Report how many lines of the records below contain the string "stack", treating uppercase and lowercase as different, and give only the number.

_ _ _ _ _

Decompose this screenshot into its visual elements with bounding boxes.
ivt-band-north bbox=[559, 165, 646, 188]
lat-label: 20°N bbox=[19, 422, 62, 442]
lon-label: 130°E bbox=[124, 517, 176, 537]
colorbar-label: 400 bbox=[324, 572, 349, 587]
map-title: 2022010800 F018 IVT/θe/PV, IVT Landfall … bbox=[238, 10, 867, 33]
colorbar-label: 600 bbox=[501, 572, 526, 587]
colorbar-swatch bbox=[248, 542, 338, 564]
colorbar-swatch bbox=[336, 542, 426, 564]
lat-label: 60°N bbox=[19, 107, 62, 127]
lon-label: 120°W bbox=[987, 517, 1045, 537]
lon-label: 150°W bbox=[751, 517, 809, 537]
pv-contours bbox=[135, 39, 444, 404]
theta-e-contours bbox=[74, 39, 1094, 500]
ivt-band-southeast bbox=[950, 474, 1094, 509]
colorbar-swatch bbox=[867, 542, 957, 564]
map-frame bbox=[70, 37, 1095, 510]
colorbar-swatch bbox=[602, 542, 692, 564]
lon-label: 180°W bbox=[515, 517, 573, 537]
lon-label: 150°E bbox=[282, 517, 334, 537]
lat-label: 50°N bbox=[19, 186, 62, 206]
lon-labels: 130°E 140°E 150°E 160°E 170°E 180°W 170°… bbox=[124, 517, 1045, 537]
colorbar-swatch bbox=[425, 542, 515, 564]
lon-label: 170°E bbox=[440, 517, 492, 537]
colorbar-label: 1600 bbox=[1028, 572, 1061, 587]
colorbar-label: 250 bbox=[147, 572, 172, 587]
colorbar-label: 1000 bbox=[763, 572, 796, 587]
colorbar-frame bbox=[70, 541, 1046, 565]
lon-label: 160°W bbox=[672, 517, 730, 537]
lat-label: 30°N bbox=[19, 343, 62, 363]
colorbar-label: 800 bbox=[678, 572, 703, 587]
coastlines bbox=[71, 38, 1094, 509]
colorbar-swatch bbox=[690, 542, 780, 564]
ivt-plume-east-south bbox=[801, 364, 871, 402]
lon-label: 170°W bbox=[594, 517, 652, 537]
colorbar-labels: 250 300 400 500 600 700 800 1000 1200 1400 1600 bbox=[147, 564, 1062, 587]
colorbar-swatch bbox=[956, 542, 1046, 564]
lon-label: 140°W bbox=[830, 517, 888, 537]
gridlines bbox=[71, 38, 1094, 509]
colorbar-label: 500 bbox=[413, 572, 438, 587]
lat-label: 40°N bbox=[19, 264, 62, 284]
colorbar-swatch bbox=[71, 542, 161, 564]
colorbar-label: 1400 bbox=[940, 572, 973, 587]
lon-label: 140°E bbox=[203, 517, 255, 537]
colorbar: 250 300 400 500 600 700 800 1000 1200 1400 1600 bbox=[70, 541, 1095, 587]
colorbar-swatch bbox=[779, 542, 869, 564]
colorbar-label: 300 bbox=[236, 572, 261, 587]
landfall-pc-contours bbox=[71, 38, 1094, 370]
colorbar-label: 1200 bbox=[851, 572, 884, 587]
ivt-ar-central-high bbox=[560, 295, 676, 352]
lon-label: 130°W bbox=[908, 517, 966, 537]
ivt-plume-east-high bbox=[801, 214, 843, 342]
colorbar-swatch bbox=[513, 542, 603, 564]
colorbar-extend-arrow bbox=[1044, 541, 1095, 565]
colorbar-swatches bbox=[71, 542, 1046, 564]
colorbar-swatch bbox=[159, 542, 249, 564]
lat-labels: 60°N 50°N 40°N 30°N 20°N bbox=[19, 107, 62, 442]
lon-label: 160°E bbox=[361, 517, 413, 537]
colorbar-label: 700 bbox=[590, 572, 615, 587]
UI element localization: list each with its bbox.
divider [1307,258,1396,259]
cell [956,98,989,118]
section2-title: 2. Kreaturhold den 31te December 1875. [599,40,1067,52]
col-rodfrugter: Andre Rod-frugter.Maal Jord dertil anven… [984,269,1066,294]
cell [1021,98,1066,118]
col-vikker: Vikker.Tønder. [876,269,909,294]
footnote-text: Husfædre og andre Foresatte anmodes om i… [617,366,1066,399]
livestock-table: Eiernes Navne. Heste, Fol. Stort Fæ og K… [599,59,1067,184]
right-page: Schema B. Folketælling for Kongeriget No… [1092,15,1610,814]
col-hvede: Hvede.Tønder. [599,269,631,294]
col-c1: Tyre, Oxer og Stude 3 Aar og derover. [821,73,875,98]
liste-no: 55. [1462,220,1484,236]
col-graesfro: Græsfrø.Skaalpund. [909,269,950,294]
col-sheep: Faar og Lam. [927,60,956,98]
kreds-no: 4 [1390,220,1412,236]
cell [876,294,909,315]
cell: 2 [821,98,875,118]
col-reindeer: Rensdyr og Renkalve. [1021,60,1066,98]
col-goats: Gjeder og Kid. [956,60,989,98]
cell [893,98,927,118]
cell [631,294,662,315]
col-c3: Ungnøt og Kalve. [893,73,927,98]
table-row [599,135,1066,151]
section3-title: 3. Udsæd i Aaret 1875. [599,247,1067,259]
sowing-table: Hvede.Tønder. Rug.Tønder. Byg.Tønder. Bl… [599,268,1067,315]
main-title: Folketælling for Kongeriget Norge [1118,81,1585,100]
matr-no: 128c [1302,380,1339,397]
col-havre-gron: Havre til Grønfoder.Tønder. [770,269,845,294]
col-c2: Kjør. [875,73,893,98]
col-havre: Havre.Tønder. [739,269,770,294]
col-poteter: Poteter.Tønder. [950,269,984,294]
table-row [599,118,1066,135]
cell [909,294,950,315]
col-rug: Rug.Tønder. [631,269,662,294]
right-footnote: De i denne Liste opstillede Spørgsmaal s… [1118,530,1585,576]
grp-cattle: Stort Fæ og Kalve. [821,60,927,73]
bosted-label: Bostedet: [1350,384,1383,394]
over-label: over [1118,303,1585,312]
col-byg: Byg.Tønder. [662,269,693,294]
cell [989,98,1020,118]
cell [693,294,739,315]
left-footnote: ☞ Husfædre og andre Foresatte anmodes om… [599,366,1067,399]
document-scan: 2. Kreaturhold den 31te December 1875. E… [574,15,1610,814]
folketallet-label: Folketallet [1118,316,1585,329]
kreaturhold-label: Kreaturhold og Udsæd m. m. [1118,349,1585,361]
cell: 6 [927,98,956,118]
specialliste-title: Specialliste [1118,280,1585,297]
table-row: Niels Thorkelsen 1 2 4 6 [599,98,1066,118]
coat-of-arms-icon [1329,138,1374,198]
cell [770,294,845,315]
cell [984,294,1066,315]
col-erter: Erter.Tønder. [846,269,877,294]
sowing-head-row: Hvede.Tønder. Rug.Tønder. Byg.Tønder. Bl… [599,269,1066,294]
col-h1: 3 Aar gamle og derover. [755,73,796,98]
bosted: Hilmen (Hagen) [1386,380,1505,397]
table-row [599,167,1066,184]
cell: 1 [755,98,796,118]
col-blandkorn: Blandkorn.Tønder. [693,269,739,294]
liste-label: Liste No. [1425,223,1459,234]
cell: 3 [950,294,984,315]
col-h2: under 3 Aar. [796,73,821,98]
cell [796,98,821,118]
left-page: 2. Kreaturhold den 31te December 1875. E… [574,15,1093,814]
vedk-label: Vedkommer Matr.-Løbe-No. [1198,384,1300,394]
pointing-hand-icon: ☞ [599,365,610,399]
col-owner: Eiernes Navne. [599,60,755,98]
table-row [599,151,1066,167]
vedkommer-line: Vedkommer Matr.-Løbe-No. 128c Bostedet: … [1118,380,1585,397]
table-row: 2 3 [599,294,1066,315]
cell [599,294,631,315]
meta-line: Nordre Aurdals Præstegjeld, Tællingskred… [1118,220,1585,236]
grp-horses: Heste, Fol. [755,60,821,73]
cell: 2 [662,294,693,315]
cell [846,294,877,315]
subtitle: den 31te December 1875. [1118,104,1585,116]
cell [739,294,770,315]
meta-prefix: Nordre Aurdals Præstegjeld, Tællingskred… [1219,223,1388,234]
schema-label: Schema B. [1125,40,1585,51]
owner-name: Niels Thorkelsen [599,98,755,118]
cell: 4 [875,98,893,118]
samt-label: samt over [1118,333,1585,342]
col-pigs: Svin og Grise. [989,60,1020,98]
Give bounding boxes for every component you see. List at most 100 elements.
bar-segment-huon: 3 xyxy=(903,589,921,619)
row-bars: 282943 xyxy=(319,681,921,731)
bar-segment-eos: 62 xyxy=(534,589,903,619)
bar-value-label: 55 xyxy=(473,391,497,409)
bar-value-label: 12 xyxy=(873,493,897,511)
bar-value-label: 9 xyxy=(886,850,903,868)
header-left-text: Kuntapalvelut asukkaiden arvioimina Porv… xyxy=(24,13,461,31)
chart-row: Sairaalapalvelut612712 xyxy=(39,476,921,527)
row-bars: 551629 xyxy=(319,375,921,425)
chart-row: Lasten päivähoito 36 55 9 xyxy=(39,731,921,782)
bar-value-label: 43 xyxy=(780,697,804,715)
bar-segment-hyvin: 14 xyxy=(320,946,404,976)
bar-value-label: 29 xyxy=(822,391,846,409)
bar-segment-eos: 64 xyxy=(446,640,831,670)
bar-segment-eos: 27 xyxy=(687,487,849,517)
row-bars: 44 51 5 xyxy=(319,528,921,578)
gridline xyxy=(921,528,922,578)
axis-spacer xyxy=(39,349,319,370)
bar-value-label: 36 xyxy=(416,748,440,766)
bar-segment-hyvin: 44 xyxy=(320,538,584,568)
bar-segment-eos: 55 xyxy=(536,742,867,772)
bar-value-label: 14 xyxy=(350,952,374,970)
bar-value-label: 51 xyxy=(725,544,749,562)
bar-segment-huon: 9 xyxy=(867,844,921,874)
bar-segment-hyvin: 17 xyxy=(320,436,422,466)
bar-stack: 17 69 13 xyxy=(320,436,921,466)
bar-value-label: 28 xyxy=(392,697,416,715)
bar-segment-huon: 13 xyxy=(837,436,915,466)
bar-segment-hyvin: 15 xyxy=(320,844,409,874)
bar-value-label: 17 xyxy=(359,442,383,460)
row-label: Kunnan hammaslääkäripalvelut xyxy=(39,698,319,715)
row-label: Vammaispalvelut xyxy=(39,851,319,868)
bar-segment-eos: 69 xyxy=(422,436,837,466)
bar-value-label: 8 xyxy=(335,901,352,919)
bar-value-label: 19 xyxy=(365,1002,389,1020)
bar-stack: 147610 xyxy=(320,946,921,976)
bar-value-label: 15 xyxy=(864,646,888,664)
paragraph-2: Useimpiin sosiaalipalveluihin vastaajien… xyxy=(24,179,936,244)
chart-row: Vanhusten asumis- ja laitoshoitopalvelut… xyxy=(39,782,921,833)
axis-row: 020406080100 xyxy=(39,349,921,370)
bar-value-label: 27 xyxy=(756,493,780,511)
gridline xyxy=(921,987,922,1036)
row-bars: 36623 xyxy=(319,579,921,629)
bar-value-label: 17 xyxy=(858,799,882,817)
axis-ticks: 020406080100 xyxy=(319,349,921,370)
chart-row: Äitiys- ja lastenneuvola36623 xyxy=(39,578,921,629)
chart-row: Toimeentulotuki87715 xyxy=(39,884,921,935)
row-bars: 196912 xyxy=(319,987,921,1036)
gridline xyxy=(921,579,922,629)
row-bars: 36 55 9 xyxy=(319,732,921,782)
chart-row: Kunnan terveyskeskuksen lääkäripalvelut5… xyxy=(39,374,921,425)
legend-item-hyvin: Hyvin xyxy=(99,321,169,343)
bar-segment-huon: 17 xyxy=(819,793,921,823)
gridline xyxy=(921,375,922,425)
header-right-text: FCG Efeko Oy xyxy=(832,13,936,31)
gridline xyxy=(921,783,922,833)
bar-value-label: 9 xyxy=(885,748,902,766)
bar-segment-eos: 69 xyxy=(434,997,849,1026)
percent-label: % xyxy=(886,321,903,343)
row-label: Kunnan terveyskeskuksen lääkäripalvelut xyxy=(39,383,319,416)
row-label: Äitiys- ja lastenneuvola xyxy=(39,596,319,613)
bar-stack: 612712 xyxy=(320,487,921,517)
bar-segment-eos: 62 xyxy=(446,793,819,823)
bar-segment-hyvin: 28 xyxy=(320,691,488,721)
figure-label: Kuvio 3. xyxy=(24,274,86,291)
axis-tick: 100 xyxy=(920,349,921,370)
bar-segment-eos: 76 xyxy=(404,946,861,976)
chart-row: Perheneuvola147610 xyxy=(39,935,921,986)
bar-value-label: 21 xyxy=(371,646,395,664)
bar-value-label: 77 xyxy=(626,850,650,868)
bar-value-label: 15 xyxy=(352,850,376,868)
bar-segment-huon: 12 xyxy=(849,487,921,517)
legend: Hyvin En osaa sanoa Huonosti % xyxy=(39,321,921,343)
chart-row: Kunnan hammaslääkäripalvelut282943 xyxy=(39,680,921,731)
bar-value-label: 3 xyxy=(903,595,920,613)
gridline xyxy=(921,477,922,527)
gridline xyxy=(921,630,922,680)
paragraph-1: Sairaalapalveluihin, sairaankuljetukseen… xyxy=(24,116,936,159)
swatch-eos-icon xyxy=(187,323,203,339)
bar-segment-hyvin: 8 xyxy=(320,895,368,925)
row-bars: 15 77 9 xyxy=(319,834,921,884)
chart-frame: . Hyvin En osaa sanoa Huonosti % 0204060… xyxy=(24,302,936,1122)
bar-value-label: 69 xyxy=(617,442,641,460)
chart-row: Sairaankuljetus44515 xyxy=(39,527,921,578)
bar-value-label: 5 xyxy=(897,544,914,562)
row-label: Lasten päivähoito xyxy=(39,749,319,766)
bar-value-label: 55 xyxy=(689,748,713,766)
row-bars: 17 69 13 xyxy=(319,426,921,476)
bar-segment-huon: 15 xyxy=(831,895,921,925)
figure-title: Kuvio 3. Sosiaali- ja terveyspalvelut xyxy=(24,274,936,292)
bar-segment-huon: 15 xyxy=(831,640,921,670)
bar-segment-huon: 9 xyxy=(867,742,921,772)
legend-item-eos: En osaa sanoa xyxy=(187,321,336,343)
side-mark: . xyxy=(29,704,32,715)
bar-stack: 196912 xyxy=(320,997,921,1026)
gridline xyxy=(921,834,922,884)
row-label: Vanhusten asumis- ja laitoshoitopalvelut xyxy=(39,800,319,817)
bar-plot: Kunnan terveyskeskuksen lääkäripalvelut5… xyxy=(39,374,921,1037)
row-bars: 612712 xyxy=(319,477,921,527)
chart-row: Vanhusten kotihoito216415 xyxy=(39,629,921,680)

_ _ _ _ _

TASK SOLUTION ->
4